## MATERIAL SUPPLIED

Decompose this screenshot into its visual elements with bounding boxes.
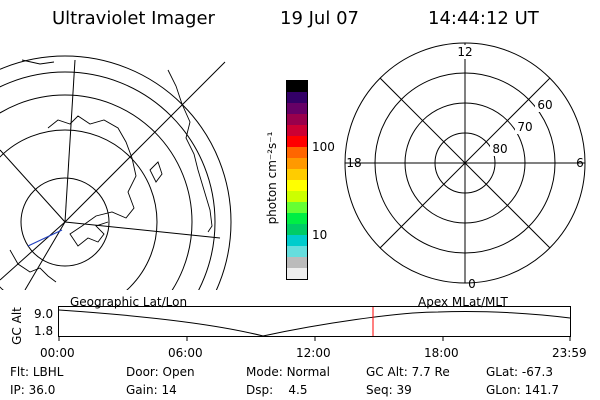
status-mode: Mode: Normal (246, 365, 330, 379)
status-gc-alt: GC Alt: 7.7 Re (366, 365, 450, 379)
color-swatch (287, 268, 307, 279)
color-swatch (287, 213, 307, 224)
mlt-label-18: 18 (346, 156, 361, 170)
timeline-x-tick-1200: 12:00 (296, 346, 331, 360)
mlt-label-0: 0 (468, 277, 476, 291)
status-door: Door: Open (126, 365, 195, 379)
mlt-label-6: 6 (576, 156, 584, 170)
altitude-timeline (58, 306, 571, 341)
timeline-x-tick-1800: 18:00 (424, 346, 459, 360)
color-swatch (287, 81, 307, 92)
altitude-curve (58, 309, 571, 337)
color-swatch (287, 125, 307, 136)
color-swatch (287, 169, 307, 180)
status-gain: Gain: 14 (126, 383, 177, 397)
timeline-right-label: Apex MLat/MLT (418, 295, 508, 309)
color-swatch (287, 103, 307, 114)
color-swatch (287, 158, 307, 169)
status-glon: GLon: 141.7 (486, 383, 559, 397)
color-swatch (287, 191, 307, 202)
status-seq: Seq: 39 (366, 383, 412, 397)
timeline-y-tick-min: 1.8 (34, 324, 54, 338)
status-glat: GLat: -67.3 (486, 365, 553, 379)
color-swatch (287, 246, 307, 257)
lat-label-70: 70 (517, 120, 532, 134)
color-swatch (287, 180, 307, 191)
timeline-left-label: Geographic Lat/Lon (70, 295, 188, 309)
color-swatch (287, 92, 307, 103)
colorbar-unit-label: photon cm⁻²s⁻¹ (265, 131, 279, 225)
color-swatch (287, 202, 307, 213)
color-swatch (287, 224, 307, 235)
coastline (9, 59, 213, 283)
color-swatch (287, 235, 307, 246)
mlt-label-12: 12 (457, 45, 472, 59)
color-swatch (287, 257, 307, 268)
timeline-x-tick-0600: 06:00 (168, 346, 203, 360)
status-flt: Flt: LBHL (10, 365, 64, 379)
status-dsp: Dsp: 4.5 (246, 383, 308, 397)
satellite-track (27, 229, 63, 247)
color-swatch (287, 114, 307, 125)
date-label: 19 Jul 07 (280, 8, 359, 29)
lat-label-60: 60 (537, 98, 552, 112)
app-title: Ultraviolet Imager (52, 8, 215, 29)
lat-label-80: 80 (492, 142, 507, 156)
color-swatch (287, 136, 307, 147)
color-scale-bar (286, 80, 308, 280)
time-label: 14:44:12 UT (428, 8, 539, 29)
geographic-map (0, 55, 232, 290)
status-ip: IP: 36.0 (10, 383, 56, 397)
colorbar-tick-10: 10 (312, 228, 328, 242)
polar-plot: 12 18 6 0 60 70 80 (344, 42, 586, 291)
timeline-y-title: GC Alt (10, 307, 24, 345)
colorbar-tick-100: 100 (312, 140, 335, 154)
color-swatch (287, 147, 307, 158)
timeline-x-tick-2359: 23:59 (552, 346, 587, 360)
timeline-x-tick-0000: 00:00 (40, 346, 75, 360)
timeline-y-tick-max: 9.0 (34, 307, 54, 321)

---

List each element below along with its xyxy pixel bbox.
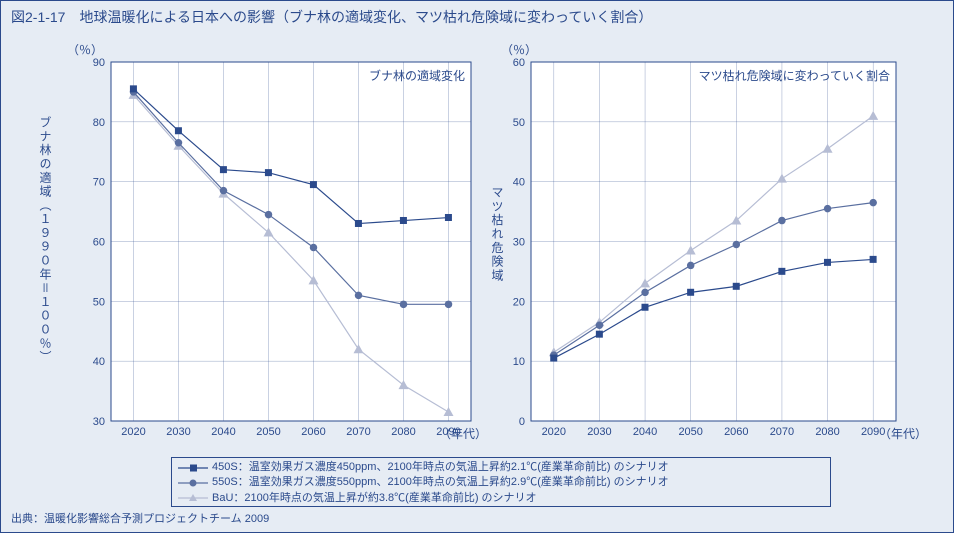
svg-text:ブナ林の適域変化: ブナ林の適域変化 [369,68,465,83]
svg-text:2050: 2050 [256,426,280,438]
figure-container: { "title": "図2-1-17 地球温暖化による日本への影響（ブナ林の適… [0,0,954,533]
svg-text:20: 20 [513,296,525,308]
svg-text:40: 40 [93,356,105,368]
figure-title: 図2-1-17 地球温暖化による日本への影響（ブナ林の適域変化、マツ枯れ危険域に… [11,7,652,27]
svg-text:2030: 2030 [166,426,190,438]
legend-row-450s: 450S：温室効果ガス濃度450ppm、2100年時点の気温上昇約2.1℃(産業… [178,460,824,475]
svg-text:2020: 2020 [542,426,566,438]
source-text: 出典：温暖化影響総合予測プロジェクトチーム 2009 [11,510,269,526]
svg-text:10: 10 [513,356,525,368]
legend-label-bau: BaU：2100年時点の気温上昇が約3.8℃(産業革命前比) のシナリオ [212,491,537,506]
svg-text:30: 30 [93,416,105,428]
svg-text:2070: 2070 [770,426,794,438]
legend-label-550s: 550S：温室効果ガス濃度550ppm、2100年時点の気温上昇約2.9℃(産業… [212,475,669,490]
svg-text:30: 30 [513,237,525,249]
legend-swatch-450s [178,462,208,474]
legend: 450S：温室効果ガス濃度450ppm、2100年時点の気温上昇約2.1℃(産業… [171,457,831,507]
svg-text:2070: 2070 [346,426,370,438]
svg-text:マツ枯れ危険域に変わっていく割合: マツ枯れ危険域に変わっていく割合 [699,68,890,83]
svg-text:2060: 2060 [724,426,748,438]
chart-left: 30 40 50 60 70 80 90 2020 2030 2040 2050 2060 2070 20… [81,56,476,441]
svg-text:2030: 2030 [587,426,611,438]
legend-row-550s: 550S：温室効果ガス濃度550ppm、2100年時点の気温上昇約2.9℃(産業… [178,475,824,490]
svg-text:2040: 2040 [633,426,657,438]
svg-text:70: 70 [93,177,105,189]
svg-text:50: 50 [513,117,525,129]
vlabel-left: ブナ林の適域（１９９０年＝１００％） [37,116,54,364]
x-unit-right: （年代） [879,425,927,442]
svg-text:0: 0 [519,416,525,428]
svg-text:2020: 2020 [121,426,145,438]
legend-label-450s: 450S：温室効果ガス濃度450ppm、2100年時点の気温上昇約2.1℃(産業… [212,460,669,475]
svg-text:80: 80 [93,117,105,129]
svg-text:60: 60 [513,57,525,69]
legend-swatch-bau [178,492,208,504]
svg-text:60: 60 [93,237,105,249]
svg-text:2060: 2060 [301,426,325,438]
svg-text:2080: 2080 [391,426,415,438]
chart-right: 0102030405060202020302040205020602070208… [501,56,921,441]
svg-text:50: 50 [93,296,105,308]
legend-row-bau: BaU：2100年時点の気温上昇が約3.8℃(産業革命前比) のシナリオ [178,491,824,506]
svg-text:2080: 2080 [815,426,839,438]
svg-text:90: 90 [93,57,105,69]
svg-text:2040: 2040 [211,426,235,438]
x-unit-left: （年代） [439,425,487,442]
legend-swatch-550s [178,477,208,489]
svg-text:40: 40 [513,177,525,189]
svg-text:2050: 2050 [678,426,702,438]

* * *

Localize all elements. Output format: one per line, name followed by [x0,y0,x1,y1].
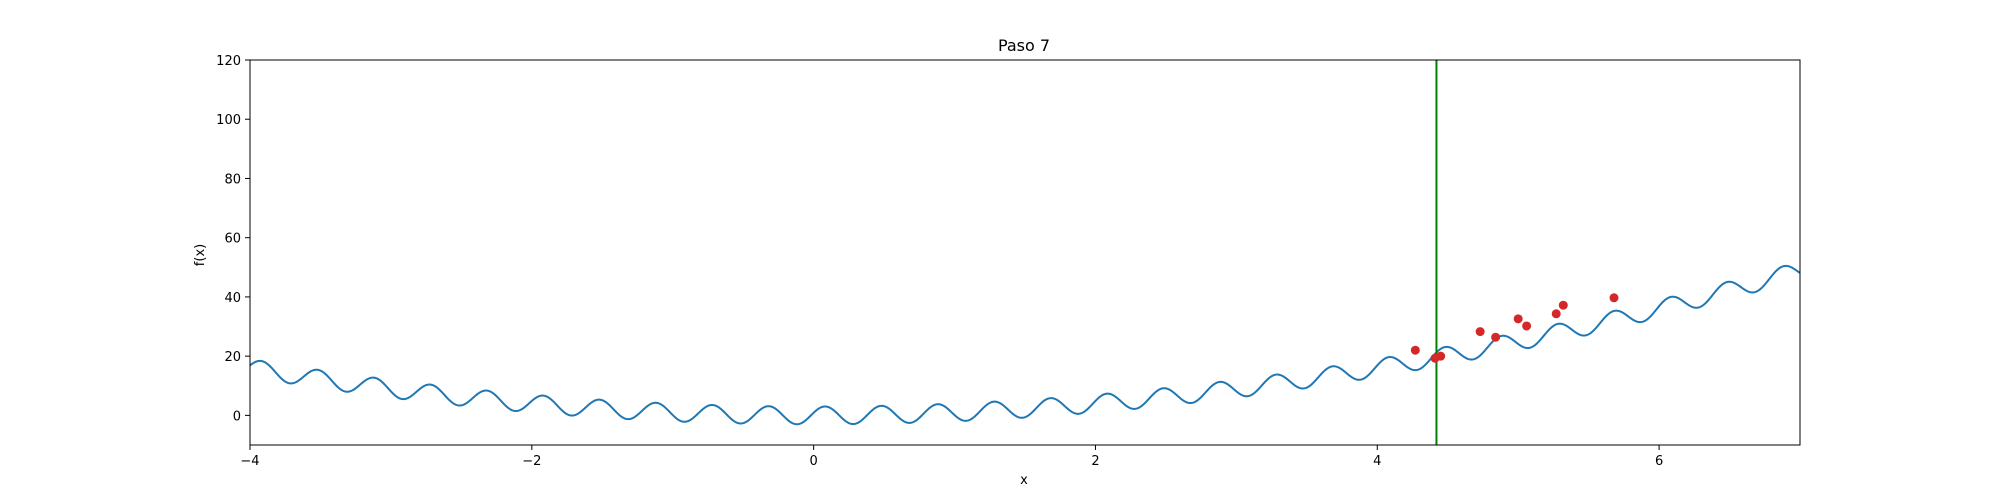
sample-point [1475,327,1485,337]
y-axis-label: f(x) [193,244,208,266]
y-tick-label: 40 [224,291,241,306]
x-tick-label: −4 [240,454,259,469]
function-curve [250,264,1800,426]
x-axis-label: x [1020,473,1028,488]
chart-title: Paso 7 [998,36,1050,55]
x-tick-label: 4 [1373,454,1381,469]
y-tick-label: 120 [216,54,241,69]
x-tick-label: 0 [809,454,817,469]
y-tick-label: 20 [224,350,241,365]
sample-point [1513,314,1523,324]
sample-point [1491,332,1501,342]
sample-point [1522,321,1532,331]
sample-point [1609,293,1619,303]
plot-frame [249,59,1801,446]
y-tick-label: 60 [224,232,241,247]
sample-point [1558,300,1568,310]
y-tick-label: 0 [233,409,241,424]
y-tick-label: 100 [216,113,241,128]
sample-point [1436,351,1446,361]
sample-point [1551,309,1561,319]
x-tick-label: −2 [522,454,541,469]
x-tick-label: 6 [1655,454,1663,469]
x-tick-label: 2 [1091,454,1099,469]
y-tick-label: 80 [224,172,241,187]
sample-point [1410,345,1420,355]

## TASK TO CARRY OUT
Format the entries above as a numbered list, beginning at the line that contains "sample-point [1475,327,1485,337]" and stopping after the line that contains "sample-point [1436,351,1446,361]". Leave out any blank lines.

## ANSWER FOR THE TASK
1. sample-point [1475,327,1485,337]
2. y-axis-label: f(x) [193,244,208,266]
3. y-tick-label: 40 [224,291,241,306]
4. x-tick-label: −4 [240,454,259,469]
5. function-curve [250,264,1800,426]
6. x-axis-label: x [1020,473,1028,488]
7. chart-title: Paso 7 [998,36,1050,55]
8. x-tick-label: 4 [1373,454,1381,469]
9. y-tick-label: 120 [216,54,241,69]
10. x-tick-label: 0 [809,454,817,469]
11. y-tick-label: 20 [224,350,241,365]
12. sample-point [1513,314,1523,324]
13. sample-point [1491,332,1501,342]
14. sample-point [1522,321,1532,331]
15. sample-point [1609,293,1619,303]
16. plot-frame [249,59,1801,446]
17. y-tick-label: 60 [224,232,241,247]
18. sample-point [1558,300,1568,310]
19. y-tick-label: 0 [233,409,241,424]
20. y-tick-label: 100 [216,113,241,128]
21. sample-point [1436,351,1446,361]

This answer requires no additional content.